* START Input *

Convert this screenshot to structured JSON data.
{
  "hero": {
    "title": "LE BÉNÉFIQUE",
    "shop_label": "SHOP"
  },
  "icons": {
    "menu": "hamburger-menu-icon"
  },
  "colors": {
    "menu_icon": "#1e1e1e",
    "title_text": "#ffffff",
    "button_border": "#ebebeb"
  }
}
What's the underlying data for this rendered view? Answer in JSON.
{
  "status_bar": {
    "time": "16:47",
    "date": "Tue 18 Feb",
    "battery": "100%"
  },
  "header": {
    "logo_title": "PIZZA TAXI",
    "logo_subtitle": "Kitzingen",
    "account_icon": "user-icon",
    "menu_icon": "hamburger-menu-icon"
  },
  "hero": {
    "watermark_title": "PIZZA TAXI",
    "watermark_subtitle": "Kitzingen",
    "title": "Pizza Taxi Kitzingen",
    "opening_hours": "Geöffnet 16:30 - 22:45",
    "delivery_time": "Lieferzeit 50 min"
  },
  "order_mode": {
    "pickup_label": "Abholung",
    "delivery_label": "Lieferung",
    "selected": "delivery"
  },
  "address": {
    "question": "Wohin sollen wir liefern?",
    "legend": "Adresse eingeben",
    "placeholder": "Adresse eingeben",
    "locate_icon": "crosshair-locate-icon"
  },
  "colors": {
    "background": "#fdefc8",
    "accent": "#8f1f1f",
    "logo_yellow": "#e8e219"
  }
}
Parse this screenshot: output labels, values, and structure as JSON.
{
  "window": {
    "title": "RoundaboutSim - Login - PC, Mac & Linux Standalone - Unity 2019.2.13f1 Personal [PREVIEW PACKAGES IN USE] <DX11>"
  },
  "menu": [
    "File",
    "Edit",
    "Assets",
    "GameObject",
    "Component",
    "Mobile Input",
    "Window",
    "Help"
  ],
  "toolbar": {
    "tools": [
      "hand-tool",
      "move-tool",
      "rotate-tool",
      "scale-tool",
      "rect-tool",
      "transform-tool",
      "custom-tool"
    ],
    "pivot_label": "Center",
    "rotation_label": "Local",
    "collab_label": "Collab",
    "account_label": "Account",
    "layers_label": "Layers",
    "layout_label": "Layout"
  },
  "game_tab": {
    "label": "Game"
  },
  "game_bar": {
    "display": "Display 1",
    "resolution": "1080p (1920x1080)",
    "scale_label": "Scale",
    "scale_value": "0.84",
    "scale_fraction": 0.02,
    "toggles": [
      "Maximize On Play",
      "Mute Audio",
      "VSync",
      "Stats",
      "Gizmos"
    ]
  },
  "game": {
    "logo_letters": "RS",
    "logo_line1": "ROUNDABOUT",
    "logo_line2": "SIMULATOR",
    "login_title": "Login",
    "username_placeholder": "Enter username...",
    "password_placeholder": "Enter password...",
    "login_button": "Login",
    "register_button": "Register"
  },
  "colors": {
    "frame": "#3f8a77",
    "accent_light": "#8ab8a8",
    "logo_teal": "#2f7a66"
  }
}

* END Input *

Write out every entry above, word for word.

Convert this screenshot to structured JSON data.
{
  "hero": {
    "title": "LE BÉNÉFIQUE",
    "shop_label": "SHOP"
  },
  "icons": {
    "menu": "hamburger-menu-icon"
  },
  "colors": {
    "menu_icon": "#1e1e1e",
    "title_text": "#ffffff",
    "button_border": "#ebebeb"
  }
}
What's the underlying data for this rendered view? Answer in JSON.
{
  "status_bar": {
    "time": "16:47",
    "date": "Tue 18 Feb",
    "battery": "100%"
  },
  "header": {
    "logo_title": "PIZZA TAXI",
    "logo_subtitle": "Kitzingen",
    "account_icon": "user-icon",
    "menu_icon": "hamburger-menu-icon"
  },
  "hero": {
    "watermark_title": "PIZZA TAXI",
    "watermark_subtitle": "Kitzingen",
    "title": "Pizza Taxi Kitzingen",
    "opening_hours": "Geöffnet 16:30 - 22:45",
    "delivery_time": "Lieferzeit 50 min"
  },
  "order_mode": {
    "pickup_label": "Abholung",
    "delivery_label": "Lieferung",
    "selected": "delivery"
  },
  "address": {
    "question": "Wohin sollen wir liefern?",
    "legend": "Adresse eingeben",
    "placeholder": "Adresse eingeben",
    "locate_icon": "crosshair-locate-icon"
  },
  "colors": {
    "background": "#fdefc8",
    "accent": "#8f1f1f",
    "logo_yellow": "#e8e219"
  }
}
Parse this screenshot: output labels, values, and structure as JSON.
{
  "window": {
    "title": "RoundaboutSim - Login - PC, Mac & Linux Standalone - Unity 2019.2.13f1 Personal [PREVIEW PACKAGES IN USE] <DX11>"
  },
  "menu": [
    "File",
    "Edit",
    "Assets",
    "GameObject",
    "Component",
    "Mobile Input",
    "Window",
    "Help"
  ],
  "toolbar": {
    "tools": [
      "hand-tool",
      "move-tool",
      "rotate-tool",
      "scale-tool",
      "rect-tool",
      "transform-tool",
      "custom-tool"
    ],
    "pivot_label": "Center",
    "rotation_label": "Local",
    "collab_label": "Collab",
    "account_label": "Account",
    "layers_label": "Layers",
    "layout_label": "Layout"
  },
  "game_tab": {
    "label": "Game"
  },
  "game_bar": {
    "display": "Display 1",
    "resolution": "1080p (1920x1080)",
    "scale_label": "Scale",
    "scale_value": "0.84",
    "scale_fraction": 0.02,
    "toggles": [
      "Maximize On Play",
      "Mute Audio",
      "VSync",
      "Stats",
      "Gizmos"
    ]
  },
  "game": {
    "logo_letters": "RS",
    "logo_line1": "ROUNDABOUT",
    "logo_line2": "SIMULATOR",
    "login_title": "Login",
    "username_placeholder": "Enter username...",
    "password_placeholder": "Enter password...",
    "login_button": "Login",
    "register_button": "Register"
  },
  "colors": {
    "frame": "#3f8a77",
    "accent_light": "#8ab8a8",
    "logo_teal": "#2f7a66"
  }
}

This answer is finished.